■ **Exercise details**
The records should be written out in full, with nothing altered.
## START
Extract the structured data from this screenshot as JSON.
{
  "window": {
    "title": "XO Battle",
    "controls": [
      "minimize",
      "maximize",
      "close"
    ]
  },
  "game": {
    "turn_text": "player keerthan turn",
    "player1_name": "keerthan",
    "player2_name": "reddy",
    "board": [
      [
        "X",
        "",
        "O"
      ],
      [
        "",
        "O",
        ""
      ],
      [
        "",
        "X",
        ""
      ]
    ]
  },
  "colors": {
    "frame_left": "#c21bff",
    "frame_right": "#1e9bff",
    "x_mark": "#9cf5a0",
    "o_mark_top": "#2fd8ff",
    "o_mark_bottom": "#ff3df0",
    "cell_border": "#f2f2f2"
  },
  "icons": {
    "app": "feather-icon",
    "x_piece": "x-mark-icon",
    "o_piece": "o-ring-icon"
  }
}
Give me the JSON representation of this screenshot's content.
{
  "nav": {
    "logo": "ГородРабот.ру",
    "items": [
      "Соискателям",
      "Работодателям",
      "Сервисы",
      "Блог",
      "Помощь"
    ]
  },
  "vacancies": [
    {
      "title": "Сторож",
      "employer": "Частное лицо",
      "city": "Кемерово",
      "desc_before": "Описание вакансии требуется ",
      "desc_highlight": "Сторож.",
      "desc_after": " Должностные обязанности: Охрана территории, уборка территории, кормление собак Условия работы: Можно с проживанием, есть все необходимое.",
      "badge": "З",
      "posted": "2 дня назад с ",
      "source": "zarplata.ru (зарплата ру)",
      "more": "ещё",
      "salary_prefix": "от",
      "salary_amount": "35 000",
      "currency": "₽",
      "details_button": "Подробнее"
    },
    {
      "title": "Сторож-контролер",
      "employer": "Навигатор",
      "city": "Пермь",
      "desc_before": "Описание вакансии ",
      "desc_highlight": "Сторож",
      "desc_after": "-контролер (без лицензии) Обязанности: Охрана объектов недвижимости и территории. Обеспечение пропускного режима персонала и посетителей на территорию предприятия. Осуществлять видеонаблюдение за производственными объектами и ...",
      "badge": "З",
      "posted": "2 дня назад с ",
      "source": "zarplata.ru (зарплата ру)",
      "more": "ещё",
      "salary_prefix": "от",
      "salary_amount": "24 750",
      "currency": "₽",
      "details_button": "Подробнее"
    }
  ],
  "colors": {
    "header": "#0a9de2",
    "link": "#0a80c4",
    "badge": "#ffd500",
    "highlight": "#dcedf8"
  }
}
## END
■ **Answer to this problem**
Extract the structured data from this screenshot as JSON.
{
  "window": {
    "title": "XO Battle",
    "controls": [
      "minimize",
      "maximize",
      "close"
    ]
  },
  "game": {
    "turn_text": "player keerthan turn",
    "player1_name": "keerthan",
    "player2_name": "reddy",
    "board": [
      [
        "X",
        "",
        "O"
      ],
      [
        "",
        "O",
        ""
      ],
      [
        "",
        "X",
        ""
      ]
    ]
  },
  "colors": {
    "frame_left": "#c21bff",
    "frame_right": "#1e9bff",
    "x_mark": "#9cf5a0",
    "o_mark_top": "#2fd8ff",
    "o_mark_bottom": "#ff3df0",
    "cell_border": "#f2f2f2"
  },
  "icons": {
    "app": "feather-icon",
    "x_piece": "x-mark-icon",
    "o_piece": "o-ring-icon"
  }
}
Give me the JSON representation of this screenshot's content.
{
  "nav": {
    "logo": "ГородРабот.ру",
    "items": [
      "Соискателям",
      "Работодателям",
      "Сервисы",
      "Блог",
      "Помощь"
    ]
  },
  "vacancies": [
    {
      "title": "Сторож",
      "employer": "Частное лицо",
      "city": "Кемерово",
      "desc_before": "Описание вакансии требуется ",
      "desc_highlight": "Сторож.",
      "desc_after": " Должностные обязанности: Охрана территории, уборка территории, кормление собак Условия работы: Можно с проживанием, есть все необходимое.",
      "badge": "З",
      "posted": "2 дня назад с ",
      "source": "zarplata.ru (зарплата ру)",
      "more": "ещё",
      "salary_prefix": "от",
      "salary_amount": "35 000",
      "currency": "₽",
      "details_button": "Подробнее"
    },
    {
      "title": "Сторож-контролер",
      "employer": "Навигатор",
      "city": "Пермь",
      "desc_before": "Описание вакансии ",
      "desc_highlight": "Сторож",
      "desc_after": "-контролер (без лицензии) Обязанности: Охрана объектов недвижимости и территории. Обеспечение пропускного режима персонала и посетителей на территорию предприятия. Осуществлять видеонаблюдение за производственными объектами и ...",
      "badge": "З",
      "posted": "2 дня назад с ",
      "source": "zarplata.ru (зарплата ру)",
      "more": "ещё",
      "salary_prefix": "от",
      "salary_amount": "24 750",
      "currency": "₽",
      "details_button": "Подробнее"
    }
  ],
  "colors": {
    "header": "#0a9de2",
    "link": "#0a80c4",
    "badge": "#ffd500",
    "highlight": "#dcedf8"
  }
}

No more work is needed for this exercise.